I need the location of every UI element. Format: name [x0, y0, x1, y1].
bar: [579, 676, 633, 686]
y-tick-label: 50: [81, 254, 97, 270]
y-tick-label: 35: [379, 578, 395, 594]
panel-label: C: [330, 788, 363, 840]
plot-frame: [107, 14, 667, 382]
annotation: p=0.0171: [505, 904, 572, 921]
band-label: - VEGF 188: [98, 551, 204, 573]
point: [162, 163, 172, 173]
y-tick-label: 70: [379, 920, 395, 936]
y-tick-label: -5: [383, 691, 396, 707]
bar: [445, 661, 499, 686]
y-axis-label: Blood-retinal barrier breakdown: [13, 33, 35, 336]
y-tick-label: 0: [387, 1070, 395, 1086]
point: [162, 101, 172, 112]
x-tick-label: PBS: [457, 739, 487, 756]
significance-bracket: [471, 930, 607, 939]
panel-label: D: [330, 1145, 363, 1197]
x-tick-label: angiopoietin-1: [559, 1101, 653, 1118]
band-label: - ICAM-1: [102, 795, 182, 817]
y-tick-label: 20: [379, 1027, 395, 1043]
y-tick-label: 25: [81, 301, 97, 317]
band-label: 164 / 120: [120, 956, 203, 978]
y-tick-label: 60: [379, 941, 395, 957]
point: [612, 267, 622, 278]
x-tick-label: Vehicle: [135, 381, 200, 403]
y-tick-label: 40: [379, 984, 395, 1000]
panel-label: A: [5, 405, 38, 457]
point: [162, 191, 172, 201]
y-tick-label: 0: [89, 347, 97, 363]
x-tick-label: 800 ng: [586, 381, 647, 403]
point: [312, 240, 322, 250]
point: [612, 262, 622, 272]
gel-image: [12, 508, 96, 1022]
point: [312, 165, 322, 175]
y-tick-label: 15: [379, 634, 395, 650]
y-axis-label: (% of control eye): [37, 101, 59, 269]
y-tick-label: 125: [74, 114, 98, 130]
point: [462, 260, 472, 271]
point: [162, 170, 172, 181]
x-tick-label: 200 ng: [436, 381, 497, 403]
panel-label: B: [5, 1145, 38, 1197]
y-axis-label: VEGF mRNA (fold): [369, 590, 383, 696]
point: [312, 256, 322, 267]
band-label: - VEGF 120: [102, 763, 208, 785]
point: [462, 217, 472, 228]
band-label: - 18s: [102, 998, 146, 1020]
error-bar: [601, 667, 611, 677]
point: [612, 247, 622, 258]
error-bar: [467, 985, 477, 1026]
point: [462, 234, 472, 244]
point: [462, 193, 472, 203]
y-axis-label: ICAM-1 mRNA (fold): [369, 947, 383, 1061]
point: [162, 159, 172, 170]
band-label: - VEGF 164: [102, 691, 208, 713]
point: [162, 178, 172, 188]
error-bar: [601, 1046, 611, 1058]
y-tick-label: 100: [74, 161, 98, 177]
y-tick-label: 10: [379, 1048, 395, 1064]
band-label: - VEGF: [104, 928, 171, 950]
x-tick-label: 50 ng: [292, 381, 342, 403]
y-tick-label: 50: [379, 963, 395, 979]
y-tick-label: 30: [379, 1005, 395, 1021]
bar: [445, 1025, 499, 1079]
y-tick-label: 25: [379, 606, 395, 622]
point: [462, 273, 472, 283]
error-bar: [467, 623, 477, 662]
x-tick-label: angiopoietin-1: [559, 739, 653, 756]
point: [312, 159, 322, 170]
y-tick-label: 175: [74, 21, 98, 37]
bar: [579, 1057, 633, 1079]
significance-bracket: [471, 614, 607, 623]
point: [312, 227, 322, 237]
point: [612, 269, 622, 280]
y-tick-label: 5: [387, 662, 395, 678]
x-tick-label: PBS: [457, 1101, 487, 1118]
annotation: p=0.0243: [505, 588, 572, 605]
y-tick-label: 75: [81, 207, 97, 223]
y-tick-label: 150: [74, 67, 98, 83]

-- Work task --
Every line above needs to be repeated exactly as shown.

-- Exercise solution --
I need the location of every UI element. Format: name [x0, y0, x1, y1].
bar: [579, 676, 633, 686]
y-tick-label: 50: [81, 254, 97, 270]
y-tick-label: 35: [379, 578, 395, 594]
panel-label: C: [330, 788, 363, 840]
plot-frame: [107, 14, 667, 382]
annotation: p=0.0171: [505, 904, 572, 921]
band-label: - VEGF 188: [98, 551, 204, 573]
point: [162, 163, 172, 173]
y-tick-label: 70: [379, 920, 395, 936]
y-tick-label: -5: [383, 691, 396, 707]
bar: [445, 661, 499, 686]
y-axis-label: Blood-retinal barrier breakdown: [13, 33, 35, 336]
y-tick-label: 0: [387, 1070, 395, 1086]
point: [162, 101, 172, 112]
x-tick-label: PBS: [457, 739, 487, 756]
significance-bracket: [471, 930, 607, 939]
panel-label: D: [330, 1145, 363, 1197]
x-tick-label: angiopoietin-1: [559, 1101, 653, 1118]
band-label: - ICAM-1: [102, 795, 182, 817]
y-tick-label: 20: [379, 1027, 395, 1043]
y-tick-label: 25: [81, 301, 97, 317]
band-label: 164 / 120: [120, 956, 203, 978]
y-tick-label: 60: [379, 941, 395, 957]
point: [612, 267, 622, 278]
x-tick-label: Vehicle: [135, 381, 200, 403]
y-tick-label: 40: [379, 984, 395, 1000]
panel-label: A: [5, 405, 38, 457]
point: [162, 191, 172, 201]
y-tick-label: 0: [89, 347, 97, 363]
x-tick-label: 800 ng: [586, 381, 647, 403]
point: [312, 240, 322, 250]
point: [612, 262, 622, 272]
gel-image: [12, 508, 96, 1022]
point: [312, 165, 322, 175]
y-tick-label: 15: [379, 634, 395, 650]
y-axis-label: (% of control eye): [37, 101, 59, 269]
y-tick-label: 125: [74, 114, 98, 130]
point: [462, 260, 472, 271]
point: [162, 170, 172, 181]
x-tick-label: 200 ng: [436, 381, 497, 403]
panel-label: B: [5, 1145, 38, 1197]
y-axis-label: VEGF mRNA (fold): [369, 590, 383, 696]
point: [312, 256, 322, 267]
band-label: - VEGF 120: [102, 763, 208, 785]
point: [462, 217, 472, 228]
band-label: - 18s: [102, 998, 146, 1020]
error-bar: [601, 667, 611, 677]
point: [612, 247, 622, 258]
error-bar: [467, 985, 477, 1026]
point: [462, 234, 472, 244]
point: [462, 193, 472, 203]
y-axis-label: ICAM-1 mRNA (fold): [369, 947, 383, 1061]
point: [162, 159, 172, 170]
band-label: - VEGF 164: [102, 691, 208, 713]
point: [162, 178, 172, 188]
error-bar: [601, 1046, 611, 1058]
y-tick-label: 100: [74, 161, 98, 177]
y-tick-label: 10: [379, 1048, 395, 1064]
band-label: - VEGF: [104, 928, 171, 950]
x-tick-label: 50 ng: [292, 381, 342, 403]
y-tick-label: 50: [379, 963, 395, 979]
y-tick-label: 30: [379, 1005, 395, 1021]
bar: [445, 1025, 499, 1079]
y-tick-label: 25: [379, 606, 395, 622]
point: [462, 273, 472, 283]
error-bar: [467, 623, 477, 662]
x-tick-label: angiopoietin-1: [559, 739, 653, 756]
point: [312, 159, 322, 170]
y-tick-label: 175: [74, 21, 98, 37]
bar: [579, 1057, 633, 1079]
significance-bracket: [471, 614, 607, 623]
point: [312, 227, 322, 237]
point: [612, 269, 622, 280]
y-tick-label: 5: [387, 662, 395, 678]
x-tick-label: PBS: [457, 1101, 487, 1118]
annotation: p=0.0243: [505, 588, 572, 605]
y-tick-label: 75: [81, 207, 97, 223]
y-tick-label: 150: [74, 67, 98, 83]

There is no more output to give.